Data lines:
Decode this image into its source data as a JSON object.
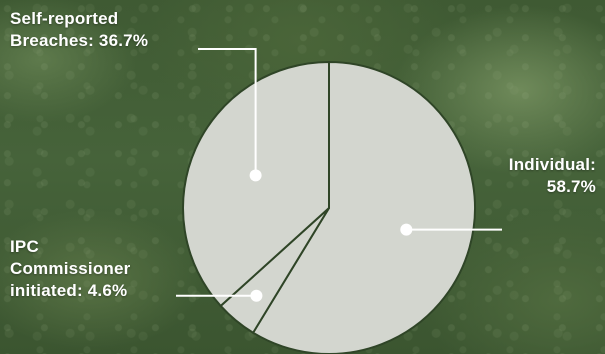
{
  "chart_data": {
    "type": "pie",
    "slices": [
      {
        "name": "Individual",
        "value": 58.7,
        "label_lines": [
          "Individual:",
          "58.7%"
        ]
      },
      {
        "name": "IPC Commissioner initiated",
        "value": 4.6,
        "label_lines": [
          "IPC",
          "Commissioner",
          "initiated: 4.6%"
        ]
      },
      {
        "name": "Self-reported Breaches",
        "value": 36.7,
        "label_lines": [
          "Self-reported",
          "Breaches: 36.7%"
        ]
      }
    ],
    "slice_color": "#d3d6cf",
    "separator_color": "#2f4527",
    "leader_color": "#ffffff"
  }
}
---
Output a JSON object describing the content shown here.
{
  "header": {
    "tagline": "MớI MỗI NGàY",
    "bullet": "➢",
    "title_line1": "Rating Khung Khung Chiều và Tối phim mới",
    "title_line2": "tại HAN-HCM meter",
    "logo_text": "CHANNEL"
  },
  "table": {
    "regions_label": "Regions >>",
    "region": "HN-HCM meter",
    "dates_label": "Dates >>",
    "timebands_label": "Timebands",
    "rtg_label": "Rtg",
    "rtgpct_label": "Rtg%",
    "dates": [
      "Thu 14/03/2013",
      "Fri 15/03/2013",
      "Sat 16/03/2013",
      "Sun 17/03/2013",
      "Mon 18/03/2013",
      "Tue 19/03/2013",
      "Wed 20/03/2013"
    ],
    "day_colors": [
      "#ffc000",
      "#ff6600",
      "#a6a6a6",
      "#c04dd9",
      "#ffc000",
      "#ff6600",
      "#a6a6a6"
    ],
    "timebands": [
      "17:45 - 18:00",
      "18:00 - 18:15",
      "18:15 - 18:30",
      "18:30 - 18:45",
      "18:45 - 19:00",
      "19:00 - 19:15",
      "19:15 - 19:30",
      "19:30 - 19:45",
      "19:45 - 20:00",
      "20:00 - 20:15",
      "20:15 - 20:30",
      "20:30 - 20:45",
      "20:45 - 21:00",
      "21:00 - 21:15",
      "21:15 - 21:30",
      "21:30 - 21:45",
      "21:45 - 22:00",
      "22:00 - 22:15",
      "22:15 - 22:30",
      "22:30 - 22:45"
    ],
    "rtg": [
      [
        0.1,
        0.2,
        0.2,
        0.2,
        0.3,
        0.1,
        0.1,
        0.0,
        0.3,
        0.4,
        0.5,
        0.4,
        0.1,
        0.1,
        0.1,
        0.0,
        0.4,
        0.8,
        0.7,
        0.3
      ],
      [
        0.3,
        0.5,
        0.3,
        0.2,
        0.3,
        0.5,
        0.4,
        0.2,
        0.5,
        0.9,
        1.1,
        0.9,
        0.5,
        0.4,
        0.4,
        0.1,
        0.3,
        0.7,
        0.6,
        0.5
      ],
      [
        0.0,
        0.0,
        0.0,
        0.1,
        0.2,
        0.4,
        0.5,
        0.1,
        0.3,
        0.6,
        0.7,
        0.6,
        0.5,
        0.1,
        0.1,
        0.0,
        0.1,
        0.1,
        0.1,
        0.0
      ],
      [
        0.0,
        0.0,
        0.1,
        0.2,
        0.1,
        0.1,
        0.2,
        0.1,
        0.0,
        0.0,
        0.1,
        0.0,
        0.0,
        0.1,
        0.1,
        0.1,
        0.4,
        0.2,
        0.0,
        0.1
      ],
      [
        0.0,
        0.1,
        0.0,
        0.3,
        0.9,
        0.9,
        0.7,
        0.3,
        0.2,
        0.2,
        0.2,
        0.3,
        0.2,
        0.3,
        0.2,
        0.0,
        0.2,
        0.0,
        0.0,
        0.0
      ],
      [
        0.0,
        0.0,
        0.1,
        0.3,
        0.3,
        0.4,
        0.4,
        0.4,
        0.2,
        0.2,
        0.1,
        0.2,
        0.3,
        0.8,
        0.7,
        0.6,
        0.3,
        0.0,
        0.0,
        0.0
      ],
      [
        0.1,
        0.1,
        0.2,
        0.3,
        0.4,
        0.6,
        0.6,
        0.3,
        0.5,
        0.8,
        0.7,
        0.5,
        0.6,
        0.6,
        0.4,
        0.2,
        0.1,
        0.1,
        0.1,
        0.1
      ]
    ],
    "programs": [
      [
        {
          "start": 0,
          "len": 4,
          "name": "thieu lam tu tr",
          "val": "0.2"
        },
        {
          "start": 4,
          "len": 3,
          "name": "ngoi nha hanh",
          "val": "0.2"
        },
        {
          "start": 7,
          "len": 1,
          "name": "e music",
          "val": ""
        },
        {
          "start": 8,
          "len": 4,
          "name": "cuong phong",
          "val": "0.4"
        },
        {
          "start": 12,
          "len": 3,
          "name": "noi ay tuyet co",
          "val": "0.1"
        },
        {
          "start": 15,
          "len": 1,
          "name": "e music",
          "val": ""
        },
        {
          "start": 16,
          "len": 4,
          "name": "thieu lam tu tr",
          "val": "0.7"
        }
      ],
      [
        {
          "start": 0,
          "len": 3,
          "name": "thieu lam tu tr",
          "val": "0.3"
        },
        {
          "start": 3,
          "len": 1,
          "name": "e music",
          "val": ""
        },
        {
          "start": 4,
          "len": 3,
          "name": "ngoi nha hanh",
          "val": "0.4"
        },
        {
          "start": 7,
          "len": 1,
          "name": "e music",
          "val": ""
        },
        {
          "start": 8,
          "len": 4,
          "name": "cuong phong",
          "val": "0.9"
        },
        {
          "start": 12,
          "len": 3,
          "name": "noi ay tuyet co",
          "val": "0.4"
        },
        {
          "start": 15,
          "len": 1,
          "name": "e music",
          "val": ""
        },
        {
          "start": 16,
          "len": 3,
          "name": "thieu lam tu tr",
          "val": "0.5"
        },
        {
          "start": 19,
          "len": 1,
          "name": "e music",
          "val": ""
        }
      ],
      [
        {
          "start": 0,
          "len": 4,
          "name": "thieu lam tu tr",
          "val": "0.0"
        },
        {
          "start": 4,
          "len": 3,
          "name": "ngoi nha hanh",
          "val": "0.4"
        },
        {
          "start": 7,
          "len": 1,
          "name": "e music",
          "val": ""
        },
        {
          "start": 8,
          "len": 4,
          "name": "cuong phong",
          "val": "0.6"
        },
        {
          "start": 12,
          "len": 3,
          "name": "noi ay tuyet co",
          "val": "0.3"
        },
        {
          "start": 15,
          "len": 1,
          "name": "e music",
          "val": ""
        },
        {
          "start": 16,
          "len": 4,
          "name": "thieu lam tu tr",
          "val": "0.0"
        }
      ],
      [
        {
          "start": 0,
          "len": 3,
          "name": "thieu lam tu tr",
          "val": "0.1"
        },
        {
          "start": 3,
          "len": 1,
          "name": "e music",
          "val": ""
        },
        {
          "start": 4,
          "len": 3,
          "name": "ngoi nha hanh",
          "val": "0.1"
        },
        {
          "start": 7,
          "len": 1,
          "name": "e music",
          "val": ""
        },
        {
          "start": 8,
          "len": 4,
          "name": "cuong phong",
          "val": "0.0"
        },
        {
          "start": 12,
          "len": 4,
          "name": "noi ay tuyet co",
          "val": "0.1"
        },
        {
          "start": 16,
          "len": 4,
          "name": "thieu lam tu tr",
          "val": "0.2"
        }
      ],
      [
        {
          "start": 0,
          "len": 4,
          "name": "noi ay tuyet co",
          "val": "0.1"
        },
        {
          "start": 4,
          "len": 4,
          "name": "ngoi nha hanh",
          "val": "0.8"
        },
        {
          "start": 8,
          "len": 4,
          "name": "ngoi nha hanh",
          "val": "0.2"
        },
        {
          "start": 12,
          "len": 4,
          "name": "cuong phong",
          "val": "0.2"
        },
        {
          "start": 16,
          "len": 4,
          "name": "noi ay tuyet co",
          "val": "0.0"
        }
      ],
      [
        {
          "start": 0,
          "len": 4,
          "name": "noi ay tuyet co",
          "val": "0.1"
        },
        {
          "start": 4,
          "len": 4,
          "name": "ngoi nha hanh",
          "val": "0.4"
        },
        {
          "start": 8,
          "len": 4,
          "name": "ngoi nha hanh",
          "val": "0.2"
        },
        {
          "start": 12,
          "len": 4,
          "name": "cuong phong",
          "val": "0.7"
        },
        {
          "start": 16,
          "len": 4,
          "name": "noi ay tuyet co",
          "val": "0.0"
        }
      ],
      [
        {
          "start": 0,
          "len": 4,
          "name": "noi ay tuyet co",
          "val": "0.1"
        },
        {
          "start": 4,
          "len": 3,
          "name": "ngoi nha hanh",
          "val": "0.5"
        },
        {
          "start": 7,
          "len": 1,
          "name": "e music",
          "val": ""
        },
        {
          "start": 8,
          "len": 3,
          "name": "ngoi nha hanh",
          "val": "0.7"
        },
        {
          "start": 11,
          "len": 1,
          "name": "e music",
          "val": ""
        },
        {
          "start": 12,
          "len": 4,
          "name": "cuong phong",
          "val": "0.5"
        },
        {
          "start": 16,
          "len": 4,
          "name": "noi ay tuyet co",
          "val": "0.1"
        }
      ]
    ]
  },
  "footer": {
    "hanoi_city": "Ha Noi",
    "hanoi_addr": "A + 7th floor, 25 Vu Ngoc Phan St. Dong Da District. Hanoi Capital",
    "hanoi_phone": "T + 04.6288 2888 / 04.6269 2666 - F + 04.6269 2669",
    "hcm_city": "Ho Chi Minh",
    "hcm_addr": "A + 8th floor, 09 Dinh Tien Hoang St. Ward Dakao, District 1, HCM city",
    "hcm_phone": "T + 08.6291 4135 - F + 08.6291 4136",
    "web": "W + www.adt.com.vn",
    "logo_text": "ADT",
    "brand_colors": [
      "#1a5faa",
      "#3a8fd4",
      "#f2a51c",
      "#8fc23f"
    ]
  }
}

The task: Of all the lines above, how many contain "object"? Give the number and nothing more.

Output: 2